▸ Record extracts:

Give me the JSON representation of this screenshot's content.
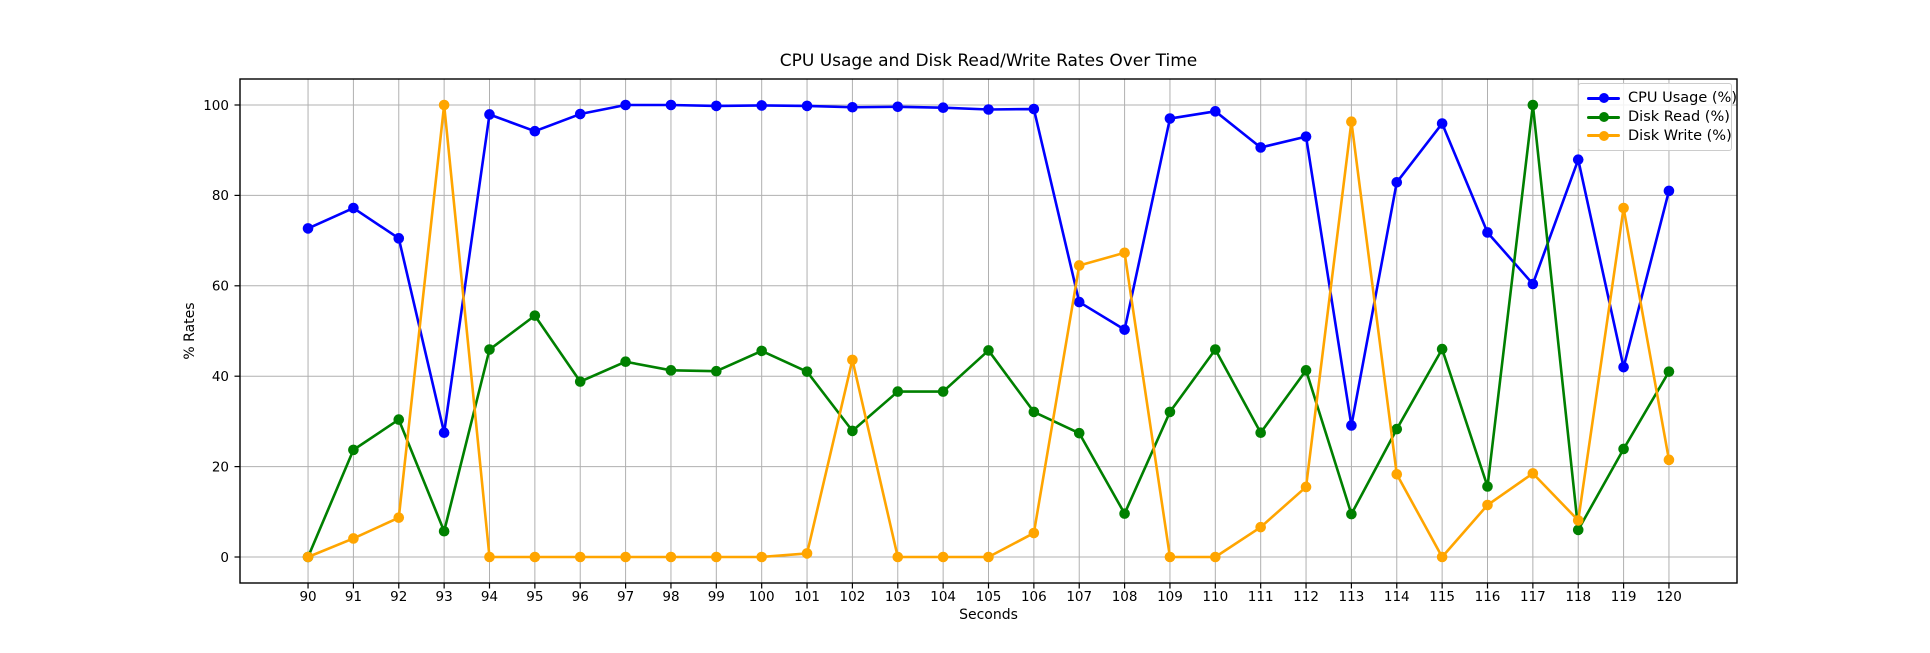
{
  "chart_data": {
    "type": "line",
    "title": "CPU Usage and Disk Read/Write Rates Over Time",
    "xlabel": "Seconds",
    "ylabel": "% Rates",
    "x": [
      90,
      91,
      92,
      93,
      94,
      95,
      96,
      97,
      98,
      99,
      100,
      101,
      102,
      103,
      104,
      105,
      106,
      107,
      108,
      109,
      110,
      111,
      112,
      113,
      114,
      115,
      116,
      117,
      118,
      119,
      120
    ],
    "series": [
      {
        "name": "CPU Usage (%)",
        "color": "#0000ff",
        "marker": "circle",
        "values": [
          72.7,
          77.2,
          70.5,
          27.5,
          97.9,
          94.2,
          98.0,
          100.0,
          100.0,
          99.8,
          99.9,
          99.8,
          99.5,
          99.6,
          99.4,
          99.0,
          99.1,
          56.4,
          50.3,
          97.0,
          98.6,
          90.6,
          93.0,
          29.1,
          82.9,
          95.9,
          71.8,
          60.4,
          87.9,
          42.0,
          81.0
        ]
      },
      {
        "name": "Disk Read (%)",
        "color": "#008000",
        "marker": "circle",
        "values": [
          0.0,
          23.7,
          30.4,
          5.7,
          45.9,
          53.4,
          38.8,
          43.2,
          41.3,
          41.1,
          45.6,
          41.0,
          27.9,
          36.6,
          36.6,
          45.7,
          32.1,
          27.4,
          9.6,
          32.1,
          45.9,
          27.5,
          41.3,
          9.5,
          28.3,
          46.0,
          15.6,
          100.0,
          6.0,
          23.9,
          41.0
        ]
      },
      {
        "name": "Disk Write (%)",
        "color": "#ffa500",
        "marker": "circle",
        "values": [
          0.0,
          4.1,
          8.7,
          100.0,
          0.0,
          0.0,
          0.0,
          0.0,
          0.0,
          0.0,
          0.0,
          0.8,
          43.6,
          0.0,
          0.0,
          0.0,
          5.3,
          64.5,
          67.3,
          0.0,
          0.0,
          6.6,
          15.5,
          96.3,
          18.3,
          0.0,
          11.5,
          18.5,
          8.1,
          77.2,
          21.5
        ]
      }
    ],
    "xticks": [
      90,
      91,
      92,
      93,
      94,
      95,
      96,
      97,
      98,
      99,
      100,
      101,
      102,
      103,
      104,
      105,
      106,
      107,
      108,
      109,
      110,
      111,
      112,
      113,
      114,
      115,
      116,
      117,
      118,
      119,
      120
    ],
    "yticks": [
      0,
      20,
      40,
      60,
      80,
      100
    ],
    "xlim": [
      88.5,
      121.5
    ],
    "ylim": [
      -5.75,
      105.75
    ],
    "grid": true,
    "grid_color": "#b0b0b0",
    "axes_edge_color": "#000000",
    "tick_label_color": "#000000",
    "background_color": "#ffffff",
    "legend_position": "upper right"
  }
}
--
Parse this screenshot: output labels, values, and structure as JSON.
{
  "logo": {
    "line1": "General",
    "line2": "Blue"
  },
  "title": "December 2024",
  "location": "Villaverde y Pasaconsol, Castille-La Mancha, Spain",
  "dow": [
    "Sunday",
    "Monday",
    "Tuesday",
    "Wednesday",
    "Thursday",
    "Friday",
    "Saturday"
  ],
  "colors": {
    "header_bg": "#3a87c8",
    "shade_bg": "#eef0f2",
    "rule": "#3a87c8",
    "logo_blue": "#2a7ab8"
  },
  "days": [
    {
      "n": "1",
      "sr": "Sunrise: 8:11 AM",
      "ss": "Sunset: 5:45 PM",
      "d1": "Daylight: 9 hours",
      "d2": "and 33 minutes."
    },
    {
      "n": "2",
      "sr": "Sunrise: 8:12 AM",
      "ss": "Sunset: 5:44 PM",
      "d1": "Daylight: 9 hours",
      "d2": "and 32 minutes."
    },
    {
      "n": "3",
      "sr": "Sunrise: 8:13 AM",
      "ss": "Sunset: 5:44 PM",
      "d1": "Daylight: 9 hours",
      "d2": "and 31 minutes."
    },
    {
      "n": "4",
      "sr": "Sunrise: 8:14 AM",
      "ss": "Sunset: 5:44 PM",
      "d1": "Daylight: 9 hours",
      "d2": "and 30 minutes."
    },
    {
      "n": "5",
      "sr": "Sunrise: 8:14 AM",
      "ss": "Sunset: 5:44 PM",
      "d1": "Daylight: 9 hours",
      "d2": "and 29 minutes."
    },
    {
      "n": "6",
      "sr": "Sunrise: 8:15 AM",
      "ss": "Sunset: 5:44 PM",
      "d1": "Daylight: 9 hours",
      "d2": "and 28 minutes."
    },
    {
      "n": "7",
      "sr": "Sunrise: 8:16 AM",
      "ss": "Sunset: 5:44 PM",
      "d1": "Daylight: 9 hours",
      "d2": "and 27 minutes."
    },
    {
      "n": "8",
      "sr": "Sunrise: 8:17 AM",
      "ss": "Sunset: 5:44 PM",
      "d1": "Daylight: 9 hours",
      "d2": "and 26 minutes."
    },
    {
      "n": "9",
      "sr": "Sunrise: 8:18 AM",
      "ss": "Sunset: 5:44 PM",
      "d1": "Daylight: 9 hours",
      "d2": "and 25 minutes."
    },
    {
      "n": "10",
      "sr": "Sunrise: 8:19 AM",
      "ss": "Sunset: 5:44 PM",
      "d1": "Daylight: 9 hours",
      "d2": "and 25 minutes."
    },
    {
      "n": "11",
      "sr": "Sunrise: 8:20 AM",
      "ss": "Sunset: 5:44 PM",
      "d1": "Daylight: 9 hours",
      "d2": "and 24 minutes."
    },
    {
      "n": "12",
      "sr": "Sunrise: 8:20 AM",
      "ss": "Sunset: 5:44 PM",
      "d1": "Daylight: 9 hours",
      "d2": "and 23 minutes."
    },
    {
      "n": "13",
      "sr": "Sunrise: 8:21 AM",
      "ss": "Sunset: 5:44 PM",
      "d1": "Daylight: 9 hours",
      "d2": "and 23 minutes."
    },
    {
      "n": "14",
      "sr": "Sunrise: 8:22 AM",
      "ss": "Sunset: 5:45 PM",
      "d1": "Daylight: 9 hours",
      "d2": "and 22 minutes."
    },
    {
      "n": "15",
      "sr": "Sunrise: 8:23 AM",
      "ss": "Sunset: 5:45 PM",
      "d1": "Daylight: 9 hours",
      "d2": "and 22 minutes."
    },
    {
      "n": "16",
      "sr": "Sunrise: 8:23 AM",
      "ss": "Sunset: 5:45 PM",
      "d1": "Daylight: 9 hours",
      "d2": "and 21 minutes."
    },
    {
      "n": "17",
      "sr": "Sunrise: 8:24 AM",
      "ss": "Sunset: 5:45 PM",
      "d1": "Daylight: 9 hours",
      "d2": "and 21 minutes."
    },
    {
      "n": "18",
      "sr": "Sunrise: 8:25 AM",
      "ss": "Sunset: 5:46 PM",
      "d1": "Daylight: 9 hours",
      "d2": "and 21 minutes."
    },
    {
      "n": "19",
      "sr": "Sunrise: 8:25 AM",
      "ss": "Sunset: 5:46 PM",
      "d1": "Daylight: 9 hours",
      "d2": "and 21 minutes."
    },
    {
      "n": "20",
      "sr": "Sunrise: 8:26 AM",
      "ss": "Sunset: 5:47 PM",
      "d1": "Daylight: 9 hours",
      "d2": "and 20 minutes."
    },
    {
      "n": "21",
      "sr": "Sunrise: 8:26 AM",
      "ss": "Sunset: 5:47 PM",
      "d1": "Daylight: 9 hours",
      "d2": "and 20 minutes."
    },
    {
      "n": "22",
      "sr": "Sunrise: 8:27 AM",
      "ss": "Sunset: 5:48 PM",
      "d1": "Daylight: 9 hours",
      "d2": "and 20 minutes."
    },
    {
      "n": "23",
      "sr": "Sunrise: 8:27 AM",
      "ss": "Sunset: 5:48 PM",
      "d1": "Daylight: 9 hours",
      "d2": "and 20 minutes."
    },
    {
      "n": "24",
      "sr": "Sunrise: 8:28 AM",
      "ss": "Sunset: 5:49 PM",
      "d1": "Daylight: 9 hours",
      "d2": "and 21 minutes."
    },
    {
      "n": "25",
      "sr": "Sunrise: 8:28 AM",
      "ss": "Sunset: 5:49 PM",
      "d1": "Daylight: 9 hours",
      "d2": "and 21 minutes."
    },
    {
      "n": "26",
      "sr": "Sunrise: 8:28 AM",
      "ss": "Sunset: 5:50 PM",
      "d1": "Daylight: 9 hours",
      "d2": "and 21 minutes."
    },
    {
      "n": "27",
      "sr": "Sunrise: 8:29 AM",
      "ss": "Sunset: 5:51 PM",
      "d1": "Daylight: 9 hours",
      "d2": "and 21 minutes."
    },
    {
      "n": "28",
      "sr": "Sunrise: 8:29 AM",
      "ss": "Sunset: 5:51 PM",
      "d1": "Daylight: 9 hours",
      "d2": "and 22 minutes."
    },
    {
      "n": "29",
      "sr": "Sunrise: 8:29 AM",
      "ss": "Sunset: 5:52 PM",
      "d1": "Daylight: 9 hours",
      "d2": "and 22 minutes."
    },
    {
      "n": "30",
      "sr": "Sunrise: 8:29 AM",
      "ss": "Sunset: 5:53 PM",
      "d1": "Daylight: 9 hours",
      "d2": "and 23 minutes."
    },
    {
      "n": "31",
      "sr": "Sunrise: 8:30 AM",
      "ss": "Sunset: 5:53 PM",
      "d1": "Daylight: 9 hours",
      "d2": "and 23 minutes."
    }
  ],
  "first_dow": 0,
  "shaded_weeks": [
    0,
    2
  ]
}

▸ What needs to be done:
Reply with only the number of lines in the material above where the string "Usage" appears.

▸ Response to this task:
2